(Stored data entries)

-- Start --

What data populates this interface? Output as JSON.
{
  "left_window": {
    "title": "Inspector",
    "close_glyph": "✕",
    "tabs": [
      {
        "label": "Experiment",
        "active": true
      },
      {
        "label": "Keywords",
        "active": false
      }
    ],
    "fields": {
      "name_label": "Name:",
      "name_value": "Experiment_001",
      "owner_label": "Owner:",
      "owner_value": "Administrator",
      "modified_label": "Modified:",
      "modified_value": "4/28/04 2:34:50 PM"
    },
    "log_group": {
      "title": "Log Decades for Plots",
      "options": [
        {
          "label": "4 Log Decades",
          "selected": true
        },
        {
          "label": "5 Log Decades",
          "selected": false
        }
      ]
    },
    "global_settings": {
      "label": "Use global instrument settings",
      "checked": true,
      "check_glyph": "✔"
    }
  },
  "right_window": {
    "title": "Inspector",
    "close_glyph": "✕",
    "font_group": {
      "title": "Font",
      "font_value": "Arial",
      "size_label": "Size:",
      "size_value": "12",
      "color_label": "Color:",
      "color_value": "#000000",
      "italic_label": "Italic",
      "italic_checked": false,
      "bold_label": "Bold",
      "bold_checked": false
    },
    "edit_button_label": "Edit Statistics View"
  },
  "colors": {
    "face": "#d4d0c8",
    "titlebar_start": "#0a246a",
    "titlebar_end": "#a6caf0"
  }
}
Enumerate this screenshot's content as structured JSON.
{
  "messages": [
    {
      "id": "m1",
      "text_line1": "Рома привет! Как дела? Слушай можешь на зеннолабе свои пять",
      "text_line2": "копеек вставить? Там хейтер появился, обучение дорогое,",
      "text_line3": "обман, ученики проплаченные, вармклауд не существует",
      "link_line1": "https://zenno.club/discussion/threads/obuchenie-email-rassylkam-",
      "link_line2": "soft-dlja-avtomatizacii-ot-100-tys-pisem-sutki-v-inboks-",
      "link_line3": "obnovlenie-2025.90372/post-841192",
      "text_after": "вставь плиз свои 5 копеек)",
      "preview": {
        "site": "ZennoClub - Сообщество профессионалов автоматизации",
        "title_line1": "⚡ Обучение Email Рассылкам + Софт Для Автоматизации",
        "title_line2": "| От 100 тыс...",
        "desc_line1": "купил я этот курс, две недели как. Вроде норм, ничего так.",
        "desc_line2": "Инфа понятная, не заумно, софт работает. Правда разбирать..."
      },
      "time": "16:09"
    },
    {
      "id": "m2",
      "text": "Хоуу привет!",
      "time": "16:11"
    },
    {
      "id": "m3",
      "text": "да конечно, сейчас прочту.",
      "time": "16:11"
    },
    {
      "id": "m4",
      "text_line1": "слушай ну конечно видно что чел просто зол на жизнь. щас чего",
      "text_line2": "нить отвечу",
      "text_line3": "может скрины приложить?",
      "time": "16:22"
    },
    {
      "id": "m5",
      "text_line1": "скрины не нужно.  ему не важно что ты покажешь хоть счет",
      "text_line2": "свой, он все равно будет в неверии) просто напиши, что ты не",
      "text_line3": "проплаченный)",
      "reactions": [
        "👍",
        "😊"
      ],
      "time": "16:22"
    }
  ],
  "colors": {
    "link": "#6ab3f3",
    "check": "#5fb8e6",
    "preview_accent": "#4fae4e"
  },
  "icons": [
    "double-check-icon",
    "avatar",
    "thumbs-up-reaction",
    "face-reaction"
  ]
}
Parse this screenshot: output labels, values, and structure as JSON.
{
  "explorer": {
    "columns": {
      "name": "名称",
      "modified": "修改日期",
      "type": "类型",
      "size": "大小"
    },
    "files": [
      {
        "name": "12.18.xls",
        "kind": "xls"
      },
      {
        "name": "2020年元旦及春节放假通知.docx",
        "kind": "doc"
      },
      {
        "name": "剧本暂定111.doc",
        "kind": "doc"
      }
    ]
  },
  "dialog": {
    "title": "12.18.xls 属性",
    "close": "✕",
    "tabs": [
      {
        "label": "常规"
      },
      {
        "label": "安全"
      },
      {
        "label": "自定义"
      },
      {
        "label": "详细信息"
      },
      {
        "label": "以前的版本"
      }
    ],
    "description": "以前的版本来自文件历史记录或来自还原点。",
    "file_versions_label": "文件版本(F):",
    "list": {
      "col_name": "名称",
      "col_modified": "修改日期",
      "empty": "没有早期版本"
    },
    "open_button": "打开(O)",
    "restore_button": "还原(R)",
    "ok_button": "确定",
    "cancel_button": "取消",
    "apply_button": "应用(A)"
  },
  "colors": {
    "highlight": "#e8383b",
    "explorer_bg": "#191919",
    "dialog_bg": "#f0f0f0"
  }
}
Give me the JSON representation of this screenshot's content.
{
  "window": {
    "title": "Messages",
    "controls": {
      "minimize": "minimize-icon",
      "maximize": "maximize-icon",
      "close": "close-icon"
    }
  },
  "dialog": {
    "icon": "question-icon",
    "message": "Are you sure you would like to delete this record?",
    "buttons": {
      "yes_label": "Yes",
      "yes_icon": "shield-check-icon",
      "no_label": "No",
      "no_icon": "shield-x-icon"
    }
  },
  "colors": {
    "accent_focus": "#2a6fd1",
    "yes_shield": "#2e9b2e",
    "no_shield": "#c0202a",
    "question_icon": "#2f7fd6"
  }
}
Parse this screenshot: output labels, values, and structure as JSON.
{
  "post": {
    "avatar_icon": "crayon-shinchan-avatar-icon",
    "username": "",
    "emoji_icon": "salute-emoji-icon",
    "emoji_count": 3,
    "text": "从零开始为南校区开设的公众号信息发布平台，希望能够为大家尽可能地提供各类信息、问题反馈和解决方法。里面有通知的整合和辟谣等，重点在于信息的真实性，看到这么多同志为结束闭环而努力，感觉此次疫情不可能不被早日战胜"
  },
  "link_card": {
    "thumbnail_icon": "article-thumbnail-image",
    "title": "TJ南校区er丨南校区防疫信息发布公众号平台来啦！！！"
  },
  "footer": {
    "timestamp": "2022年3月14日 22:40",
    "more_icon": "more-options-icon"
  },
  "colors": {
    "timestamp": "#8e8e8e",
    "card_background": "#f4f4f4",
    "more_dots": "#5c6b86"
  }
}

-- End --

● **Instructions to follow**:
Write out every entry word for word.

● **Result for this exercise**:
What data populates this interface? Output as JSON.
{
  "left_window": {
    "title": "Inspector",
    "close_glyph": "✕",
    "tabs": [
      {
        "label": "Experiment",
        "active": true
      },
      {
        "label": "Keywords",
        "active": false
      }
    ],
    "fields": {
      "name_label": "Name:",
      "name_value": "Experiment_001",
      "owner_label": "Owner:",
      "owner_value": "Administrator",
      "modified_label": "Modified:",
      "modified_value": "4/28/04 2:34:50 PM"
    },
    "log_group": {
      "title": "Log Decades for Plots",
      "options": [
        {
          "label": "4 Log Decades",
          "selected": true
        },
        {
          "label": "5 Log Decades",
          "selected": false
        }
      ]
    },
    "global_settings": {
      "label": "Use global instrument settings",
      "checked": true,
      "check_glyph": "✔"
    }
  },
  "right_window": {
    "title": "Inspector",
    "close_glyph": "✕",
    "font_group": {
      "title": "Font",
      "font_value": "Arial",
      "size_label": "Size:",
      "size_value": "12",
      "color_label": "Color:",
      "color_value": "#000000",
      "italic_label": "Italic",
      "italic_checked": false,
      "bold_label": "Bold",
      "bold_checked": false
    },
    "edit_button_label": "Edit Statistics View"
  },
  "colors": {
    "face": "#d4d0c8",
    "titlebar_start": "#0a246a",
    "titlebar_end": "#a6caf0"
  }
}
Enumerate this screenshot's content as structured JSON.
{
  "messages": [
    {
      "id": "m1",
      "text_line1": "Рома привет! Как дела? Слушай можешь на зеннолабе свои пять",
      "text_line2": "копеек вставить? Там хейтер появился, обучение дорогое,",
      "text_line3": "обман, ученики проплаченные, вармклауд не существует",
      "link_line1": "https://zenno.club/discussion/threads/obuchenie-email-rassylkam-",
      "link_line2": "soft-dlja-avtomatizacii-ot-100-tys-pisem-sutki-v-inboks-",
      "link_line3": "obnovlenie-2025.90372/post-841192",
      "text_after": "вставь плиз свои 5 копеек)",
      "preview": {
        "site": "ZennoClub - Сообщество профессионалов автоматизации",
        "title_line1": "⚡ Обучение Email Рассылкам + Софт Для Автоматизации",
        "title_line2": "| От 100 тыс...",
        "desc_line1": "купил я этот курс, две недели как. Вроде норм, ничего так.",
        "desc_line2": "Инфа понятная, не заумно, софт работает. Правда разбирать..."
      },
      "time": "16:09"
    },
    {
      "id": "m2",
      "text": "Хоуу привет!",
      "time": "16:11"
    },
    {
      "id": "m3",
      "text": "да конечно, сейчас прочту.",
      "time": "16:11"
    },
    {
      "id": "m4",
      "text_line1": "слушай ну конечно видно что чел просто зол на жизнь. щас чего",
      "text_line2": "нить отвечу",
      "text_line3": "может скрины приложить?",
      "time": "16:22"
    },
    {
      "id": "m5",
      "text_line1": "скрины не нужно.  ему не важно что ты покажешь хоть счет",
      "text_line2": "свой, он все равно будет в неверии) просто напиши, что ты не",
      "text_line3": "проплаченный)",
      "reactions": [
        "👍",
        "😊"
      ],
      "time": "16:22"
    }
  ],
  "colors": {
    "link": "#6ab3f3",
    "check": "#5fb8e6",
    "preview_accent": "#4fae4e"
  },
  "icons": [
    "double-check-icon",
    "avatar",
    "thumbs-up-reaction",
    "face-reaction"
  ]
}
Parse this screenshot: output labels, values, and structure as JSON.
{
  "explorer": {
    "columns": {
      "name": "名称",
      "modified": "修改日期",
      "type": "类型",
      "size": "大小"
    },
    "files": [
      {
        "name": "12.18.xls",
        "kind": "xls"
      },
      {
        "name": "2020年元旦及春节放假通知.docx",
        "kind": "doc"
      },
      {
        "name": "剧本暂定111.doc",
        "kind": "doc"
      }
    ]
  },
  "dialog": {
    "title": "12.18.xls 属性",
    "close": "✕",
    "tabs": [
      {
        "label": "常规"
      },
      {
        "label": "安全"
      },
      {
        "label": "自定义"
      },
      {
        "label": "详细信息"
      },
      {
        "label": "以前的版本"
      }
    ],
    "description": "以前的版本来自文件历史记录或来自还原点。",
    "file_versions_label": "文件版本(F):",
    "list": {
      "col_name": "名称",
      "col_modified": "修改日期",
      "empty": "没有早期版本"
    },
    "open_button": "打开(O)",
    "restore_button": "还原(R)",
    "ok_button": "确定",
    "cancel_button": "取消",
    "apply_button": "应用(A)"
  },
  "colors": {
    "highlight": "#e8383b",
    "explorer_bg": "#191919",
    "dialog_bg": "#f0f0f0"
  }
}
Give me the JSON representation of this screenshot's content.
{
  "window": {
    "title": "Messages",
    "controls": {
      "minimize": "minimize-icon",
      "maximize": "maximize-icon",
      "close": "close-icon"
    }
  },
  "dialog": {
    "icon": "question-icon",
    "message": "Are you sure you would like to delete this record?",
    "buttons": {
      "yes_label": "Yes",
      "yes_icon": "shield-check-icon",
      "no_label": "No",
      "no_icon": "shield-x-icon"
    }
  },
  "colors": {
    "accent_focus": "#2a6fd1",
    "yes_shield": "#2e9b2e",
    "no_shield": "#c0202a",
    "question_icon": "#2f7fd6"
  }
}
Parse this screenshot: output labels, values, and structure as JSON.
{
  "post": {
    "avatar_icon": "crayon-shinchan-avatar-icon",
    "username": "",
    "emoji_icon": "salute-emoji-icon",
    "emoji_count": 3,
    "text": "从零开始为南校区开设的公众号信息发布平台，希望能够为大家尽可能地提供各类信息、问题反馈和解决方法。里面有通知的整合和辟谣等，重点在于信息的真实性，看到这么多同志为结束闭环而努力，感觉此次疫情不可能不被早日战胜"
  },
  "link_card": {
    "thumbnail_icon": "article-thumbnail-image",
    "title": "TJ南校区er丨南校区防疫信息发布公众号平台来啦！！！"
  },
  "footer": {
    "timestamp": "2022年3月14日 22:40",
    "more_icon": "more-options-icon"
  },
  "colors": {
    "timestamp": "#8e8e8e",
    "card_background": "#f4f4f4",
    "more_dots": "#5c6b86"
  }
}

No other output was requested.